#### GOAL:
Extract the listing in its entirety, keeping each line identical to the original.

......

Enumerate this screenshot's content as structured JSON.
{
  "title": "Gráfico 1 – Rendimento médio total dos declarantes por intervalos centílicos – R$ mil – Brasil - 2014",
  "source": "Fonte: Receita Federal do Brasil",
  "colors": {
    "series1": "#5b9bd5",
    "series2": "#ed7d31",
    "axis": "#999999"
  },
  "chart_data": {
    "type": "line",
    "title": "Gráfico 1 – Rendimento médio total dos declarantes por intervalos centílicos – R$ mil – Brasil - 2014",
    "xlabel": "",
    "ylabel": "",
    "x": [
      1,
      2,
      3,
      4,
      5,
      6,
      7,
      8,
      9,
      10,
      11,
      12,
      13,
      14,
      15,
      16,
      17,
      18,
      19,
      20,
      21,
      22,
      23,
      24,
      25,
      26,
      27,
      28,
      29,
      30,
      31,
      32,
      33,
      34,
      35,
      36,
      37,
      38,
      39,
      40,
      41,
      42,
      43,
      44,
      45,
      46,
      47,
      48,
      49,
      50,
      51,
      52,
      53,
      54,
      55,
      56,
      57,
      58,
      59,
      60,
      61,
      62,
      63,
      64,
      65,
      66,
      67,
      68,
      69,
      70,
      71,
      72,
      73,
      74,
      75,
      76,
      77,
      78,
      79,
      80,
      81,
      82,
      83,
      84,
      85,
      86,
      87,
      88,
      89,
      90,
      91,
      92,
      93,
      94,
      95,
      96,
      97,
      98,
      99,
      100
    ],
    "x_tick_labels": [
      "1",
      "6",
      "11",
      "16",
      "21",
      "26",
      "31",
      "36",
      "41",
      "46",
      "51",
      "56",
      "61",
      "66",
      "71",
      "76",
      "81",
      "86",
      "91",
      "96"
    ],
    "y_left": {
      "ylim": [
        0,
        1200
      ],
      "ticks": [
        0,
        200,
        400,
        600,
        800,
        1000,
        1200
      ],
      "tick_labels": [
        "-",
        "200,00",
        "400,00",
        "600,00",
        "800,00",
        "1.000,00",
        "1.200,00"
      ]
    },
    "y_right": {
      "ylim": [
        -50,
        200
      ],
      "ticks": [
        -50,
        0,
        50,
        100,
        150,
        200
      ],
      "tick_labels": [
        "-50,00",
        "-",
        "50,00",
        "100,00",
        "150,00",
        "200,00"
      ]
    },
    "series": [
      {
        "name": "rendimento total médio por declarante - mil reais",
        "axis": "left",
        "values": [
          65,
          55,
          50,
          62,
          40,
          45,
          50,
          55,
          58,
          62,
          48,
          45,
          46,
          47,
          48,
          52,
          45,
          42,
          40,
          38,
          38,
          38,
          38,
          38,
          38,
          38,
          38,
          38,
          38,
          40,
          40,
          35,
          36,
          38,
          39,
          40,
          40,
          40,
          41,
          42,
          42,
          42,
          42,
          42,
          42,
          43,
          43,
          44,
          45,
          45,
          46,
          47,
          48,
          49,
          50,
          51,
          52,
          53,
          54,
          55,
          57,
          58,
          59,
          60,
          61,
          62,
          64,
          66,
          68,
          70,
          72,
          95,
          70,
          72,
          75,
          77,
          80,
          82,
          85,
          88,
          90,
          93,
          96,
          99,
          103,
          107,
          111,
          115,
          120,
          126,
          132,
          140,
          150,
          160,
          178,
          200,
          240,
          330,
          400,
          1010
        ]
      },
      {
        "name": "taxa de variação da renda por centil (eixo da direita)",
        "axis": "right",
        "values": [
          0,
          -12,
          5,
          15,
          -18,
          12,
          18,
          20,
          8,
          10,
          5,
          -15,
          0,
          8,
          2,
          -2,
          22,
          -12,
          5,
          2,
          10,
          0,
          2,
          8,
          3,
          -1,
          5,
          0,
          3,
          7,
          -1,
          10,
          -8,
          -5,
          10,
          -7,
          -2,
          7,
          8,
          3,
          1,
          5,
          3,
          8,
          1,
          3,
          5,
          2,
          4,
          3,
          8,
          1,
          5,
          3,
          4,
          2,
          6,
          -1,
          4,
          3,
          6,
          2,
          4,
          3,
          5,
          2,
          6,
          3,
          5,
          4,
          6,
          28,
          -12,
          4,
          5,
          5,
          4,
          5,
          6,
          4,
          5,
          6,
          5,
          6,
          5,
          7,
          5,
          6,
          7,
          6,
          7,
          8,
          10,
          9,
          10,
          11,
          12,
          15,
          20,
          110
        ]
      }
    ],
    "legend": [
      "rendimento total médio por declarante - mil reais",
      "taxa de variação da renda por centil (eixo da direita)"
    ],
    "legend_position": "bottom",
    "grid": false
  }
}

......

#### TASK RESULT:
Enumerate this screenshot's content as structured JSON.
{
  "title": "Gráfico 1 – Rendimento médio total dos declarantes por intervalos centílicos – R$ mil – Brasil - 2014",
  "source": "Fonte: Receita Federal do Brasil",
  "colors": {
    "series1": "#5b9bd5",
    "series2": "#ed7d31",
    "axis": "#999999"
  },
  "chart_data": {
    "type": "line",
    "title": "Gráfico 1 – Rendimento médio total dos declarantes por intervalos centílicos – R$ mil – Brasil - 2014",
    "xlabel": "",
    "ylabel": "",
    "x": [
      1,
      2,
      3,
      4,
      5,
      6,
      7,
      8,
      9,
      10,
      11,
      12,
      13,
      14,
      15,
      16,
      17,
      18,
      19,
      20,
      21,
      22,
      23,
      24,
      25,
      26,
      27,
      28,
      29,
      30,
      31,
      32,
      33,
      34,
      35,
      36,
      37,
      38,
      39,
      40,
      41,
      42,
      43,
      44,
      45,
      46,
      47,
      48,
      49,
      50,
      51,
      52,
      53,
      54,
      55,
      56,
      57,
      58,
      59,
      60,
      61,
      62,
      63,
      64,
      65,
      66,
      67,
      68,
      69,
      70,
      71,
      72,
      73,
      74,
      75,
      76,
      77,
      78,
      79,
      80,
      81,
      82,
      83,
      84,
      85,
      86,
      87,
      88,
      89,
      90,
      91,
      92,
      93,
      94,
      95,
      96,
      97,
      98,
      99,
      100
    ],
    "x_tick_labels": [
      "1",
      "6",
      "11",
      "16",
      "21",
      "26",
      "31",
      "36",
      "41",
      "46",
      "51",
      "56",
      "61",
      "66",
      "71",
      "76",
      "81",
      "86",
      "91",
      "96"
    ],
    "y_left": {
      "ylim": [
        0,
        1200
      ],
      "ticks": [
        0,
        200,
        400,
        600,
        800,
        1000,
        1200
      ],
      "tick_labels": [
        "-",
        "200,00",
        "400,00",
        "600,00",
        "800,00",
        "1.000,00",
        "1.200,00"
      ]
    },
    "y_right": {
      "ylim": [
        -50,
        200
      ],
      "ticks": [
        -50,
        0,
        50,
        100,
        150,
        200
      ],
      "tick_labels": [
        "-50,00",
        "-",
        "50,00",
        "100,00",
        "150,00",
        "200,00"
      ]
    },
    "series": [
      {
        "name": "rendimento total médio por declarante - mil reais",
        "axis": "left",
        "values": [
          65,
          55,
          50,
          62,
          40,
          45,
          50,
          55,
          58,
          62,
          48,
          45,
          46,
          47,
          48,
          52,
          45,
          42,
          40,
          38,
          38,
          38,
          38,
          38,
          38,
          38,
          38,
          38,
          38,
          40,
          40,
          35,
          36,
          38,
          39,
          40,
          40,
          40,
          41,
          42,
          42,
          42,
          42,
          42,
          42,
          43,
          43,
          44,
          45,
          45,
          46,
          47,
          48,
          49,
          50,
          51,
          52,
          53,
          54,
          55,
          57,
          58,
          59,
          60,
          61,
          62,
          64,
          66,
          68,
          70,
          72,
          95,
          70,
          72,
          75,
          77,
          80,
          82,
          85,
          88,
          90,
          93,
          96,
          99,
          103,
          107,
          111,
          115,
          120,
          126,
          132,
          140,
          150,
          160,
          178,
          200,
          240,
          330,
          400,
          1010
        ]
      },
      {
        "name": "taxa de variação da renda por centil (eixo da direita)",
        "axis": "right",
        "values": [
          0,
          -12,
          5,
          15,
          -18,
          12,
          18,
          20,
          8,
          10,
          5,
          -15,
          0,
          8,
          2,
          -2,
          22,
          -12,
          5,
          2,
          10,
          0,
          2,
          8,
          3,
          -1,
          5,
          0,
          3,
          7,
          -1,
          10,
          -8,
          -5,
          10,
          -7,
          -2,
          7,
          8,
          3,
          1,
          5,
          3,
          8,
          1,
          3,
          5,
          2,
          4,
          3,
          8,
          1,
          5,
          3,
          4,
          2,
          6,
          -1,
          4,
          3,
          6,
          2,
          4,
          3,
          5,
          2,
          6,
          3,
          5,
          4,
          6,
          28,
          -12,
          4,
          5,
          5,
          4,
          5,
          6,
          4,
          5,
          6,
          5,
          6,
          5,
          7,
          5,
          6,
          7,
          6,
          7,
          8,
          10,
          9,
          10,
          11,
          12,
          15,
          20,
          110
        ]
      }
    ],
    "legend": [
      "rendimento total médio por declarante - mil reais",
      "taxa de variação da renda por centil (eixo da direita)"
    ],
    "legend_position": "bottom",
    "grid": false
  }
}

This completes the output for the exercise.